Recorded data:
· · ·

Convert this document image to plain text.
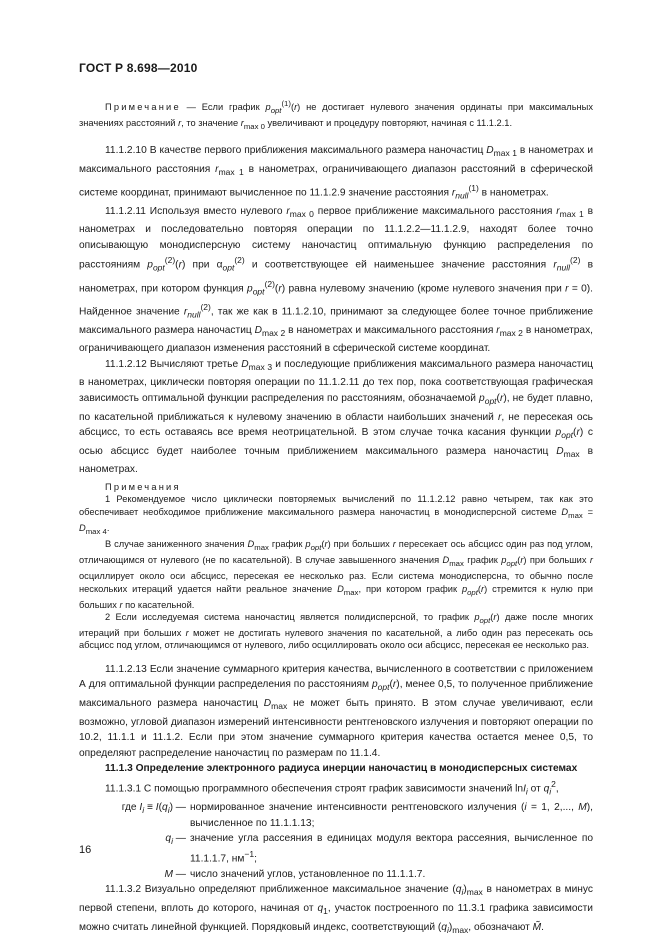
ГОСТ Р 8.698—2010

Примечание — Если график $p_{opt}^{(1)}(r)$ не достигает нулевого значения ординаты при максимальных значениях расстояний r, то значение $r_{max 0}$ увеличивают и процедуру повторяют, начиная с 11.1.2.1.

11.1.2.10 В качестве первого приближения максимального размера наночастиц $D_{max 1}$ в нанометрах и максимального расстояния $r_{max 1}$ в нанометрах, ограничивающего диапазон расстояний в сферической системе координат, принимают вычисленное по 11.1.2.9 значение расстояния $r_{null}^{(1)}$ в нанометрах.

11.1.2.11 Используя вместо нулевого $r_{max 0}$ первое приближение максимального расстояния $r_{max 1}$ в нанометрах и последовательно повторяя операции по 11.1.2.2—11.1.2.9, находят более точно описывающую монодисперсную систему наночастиц оптимальную функцию распределения по расстояниям $p_{opt}^{(2)}(r)$ при $\alpha_{opt}^{(2)}$ и соответствующее ей наименьшее значение расстояния $r_{null}^{(2)}$ в нанометрах, при котором функция $p_{opt}^{(2)}(r)$ равна нулевому значению (кроме нулевого значения при r = 0). Найденное значение $r_{null}^{(2)}$, так же как в 11.1.2.10, принимают за следующее более точное приближение максимального размера наночастиц $D_{max 2}$ в нанометрах и максимального расстояния $r_{max 2}$ в нанометрах, ограничивающего диапазон изменения расстояний в сферической системе координат.

11.1.2.12 Вычисляют третье $D_{max 3}$ и последующие приближения максимального размера наночастиц в нанометрах, циклически повторяя операции по 11.1.2.11 до тех пор, пока соответствующая графическая зависимость оптимальной функции распределения по расстояниям, обозначаемой $p_{opt}(r)$, не будет плавно, по касательной приближаться к нулевому значению в области наибольших значений r, не пересекая ось абсцисс, то есть оставаясь все время неотрицательной. В этом случае точка касания функции $p_{opt}(r)$ с осью абсцисс будет наиболее точным приближением максимального размера наночастиц $D_{max}$ в нанометрах.

Примечания

1 Рекомендуемое число циклически повторяемых вычислений по 11.1.2.12 равно четырем, так как это обеспечивает необходимое приближение максимального размера наночастиц в монодисперсной системе $D_{max} = D_{max 4}$.

В случае заниженного значения $D_{max}$ график $p_{opt}(r)$ при больших r пересекает ось абсцисс один раз под углом, отличающимся от нулевого (не по касательной). В случае завышенного значения $D_{max}$ график $p_{opt}(r)$ при больших r осциллирует около оси абсцисс, пересекая ее несколько раз. Если система монодисперсна, то обычно после нескольких итераций удается найти реальное значение $D_{max}$, при котором график $p_{opt}(r)$ стремится к нулю при больших r по касательной.

2 Если исследуемая система наночастиц является полидисперсной, то график $p_{opt}(r)$ даже после многих итераций при больших r может не достигать нулевого значения по касательной, а либо один раз пересекать ось абсцисс под углом, отличающимся от нулевого, либо осциллировать около оси абсцисс, пересекая ее несколько раз.

11.1.2.13 Если значение суммарного критерия качества, вычисленного в соответствии с приложением А для оптимальной функции распределения по расстояниям $p_{opt}(r)$, менее 0,5, то полученное приближение максимального размера наночастиц $D_{max}$ не может быть принято. В этом случае увеличивают, если возможно, угловой диапазон измерений интенсивности рентгеновского излучения и повторяют операции по 10.2, 11.1.1 и 11.1.2. Если при этом значение суммарного критерия качества остается менее 0,5, то определяют распределение наночастиц по размерам по 11.1.4.

11.1.3 Определение электронного радиуса инерции наночастиц в монодисперсных системах

11.1.3.1 С помощью программного обеспечения строят график зависимости значений lnI$_i$ от $q_i^2$,

где $I_i \equiv I(q_i)$ — нормированное значение интенсивности рентгеновского излучения (i = 1, 2,..., M), вычисленное по 11.1.1.13;
$q_i$ — значение угла рассеяния в единицах модуля вектора рассеяния, вычисленное по 11.1.1.7, $нм^{-1}$;
M — число значений углов, установленное по 11.1.1.7.

11.1.3.2 Визуально определяют приближенное максимальное значение $(q_i)_{max}$ в нанометрах в минус первой степени, вплоть до которого, начиная от $q_1$, участок построенного по 11.3.1 графика зависимости можно считать линейной функцией. Порядковый индекс, соответствующий $(q_i)_{max}$, обозначают M̃.

16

· · ·

Make an exact copy of all the material, but keep the pictures out of it.

Convert this document image to plain text.
ГОСТ Р 8.698—2010

Примечание — Если график $p_{opt}^{(1)}(r)$ не достигает нулевого значения ординаты при максимальных значениях расстояний r, то значение $r_{max 0}$ увеличивают и процедуру повторяют, начиная с 11.1.2.1.

11.1.2.10 В качестве первого приближения максимального размера наночастиц $D_{max 1}$ в нанометрах и максимального расстояния $r_{max 1}$ в нанометрах, ограничивающего диапазон расстояний в сферической системе координат, принимают вычисленное по 11.1.2.9 значение расстояния $r_{null}^{(1)}$ в нанометрах.

11.1.2.11 Используя вместо нулевого $r_{max 0}$ первое приближение максимального расстояния $r_{max 1}$ в нанометрах и последовательно повторяя операции по 11.1.2.2—11.1.2.9, находят более точно описывающую монодисперсную систему наночастиц оптимальную функцию распределения по расстояниям $p_{opt}^{(2)}(r)$ при $\alpha_{opt}^{(2)}$ и соответствующее ей наименьшее значение расстояния $r_{null}^{(2)}$ в нанометрах, при котором функция $p_{opt}^{(2)}(r)$ равна нулевому значению (кроме нулевого значения при r = 0). Найденное значение $r_{null}^{(2)}$, так же как в 11.1.2.10, принимают за следующее более точное приближение максимального размера наночастиц $D_{max 2}$ в нанометрах и максимального расстояния $r_{max 2}$ в нанометрах, ограничивающего диапазон изменения расстояний в сферической системе координат.

11.1.2.12 Вычисляют третье $D_{max 3}$ и последующие приближения максимального размера наночастиц в нанометрах, циклически повторяя операции по 11.1.2.11 до тех пор, пока соответствующая графическая зависимость оптимальной функции распределения по расстояниям, обозначаемой $p_{opt}(r)$, не будет плавно, по касательной приближаться к нулевому значению в области наибольших значений r, не пересекая ось абсцисс, то есть оставаясь все время неотрицательной. В этом случае точка касания функции $p_{opt}(r)$ с осью абсцисс будет наиболее точным приближением максимального размера наночастиц $D_{max}$ в нанометрах.

Примечания

1 Рекомендуемое число циклически повторяемых вычислений по 11.1.2.12 равно четырем, так как это обеспечивает необходимое приближение максимального размера наночастиц в монодисперсной системе $D_{max} = D_{max 4}$.

В случае заниженного значения $D_{max}$ график $p_{opt}(r)$ при больших r пересекает ось абсцисс один раз под углом, отличающимся от нулевого (не по касательной). В случае завышенного значения $D_{max}$ график $p_{opt}(r)$ при больших r осциллирует около оси абсцисс, пересекая ее несколько раз. Если система монодисперсна, то обычно после нескольких итераций удается найти реальное значение $D_{max}$, при котором график $p_{opt}(r)$ стремится к нулю при больших r по касательной.

2 Если исследуемая система наночастиц является полидисперсной, то график $p_{opt}(r)$ даже после многих итераций при больших r может не достигать нулевого значения по касательной, а либо один раз пересекать ось абсцисс под углом, отличающимся от нулевого, либо осциллировать около оси абсцисс, пересекая ее несколько раз.

11.1.2.13 Если значение суммарного критерия качества, вычисленного в соответствии с приложением А для оптимальной функции распределения по расстояниям $p_{opt}(r)$, менее 0,5, то полученное приближение максимального размера наночастиц $D_{max}$ не может быть принято. В этом случае увеличивают, если возможно, угловой диапазон измерений интенсивности рентгеновского излучения и повторяют операции по 10.2, 11.1.1 и 11.1.2. Если при этом значение суммарного критерия качества остается менее 0,5, то определяют распределение наночастиц по размерам по 11.1.4.

11.1.3 Определение электронного радиуса инерции наночастиц в монодисперсных системах

11.1.3.1 С помощью программного обеспечения строят график зависимости значений lnI$_i$ от $q_i^2$,

где $I_i \equiv I(q_i)$ — нормированное значение интенсивности рентгеновского излучения (i = 1, 2,..., M), вычисленное по 11.1.1.13;
$q_i$ — значение угла рассеяния в единицах модуля вектора рассеяния, вычисленное по 11.1.1.7, $нм^{-1}$;
M — число значений углов, установленное по 11.1.1.7.

11.1.3.2 Визуально определяют приближенное максимальное значение $(q_i)_{max}$ в нанометрах в минус первой степени, вплоть до которого, начиная от $q_1$, участок построенного по 11.3.1 графика зависимости можно считать линейной функцией. Порядковый индекс, соответствующий $(q_i)_{max}$, обозначают M̃.

16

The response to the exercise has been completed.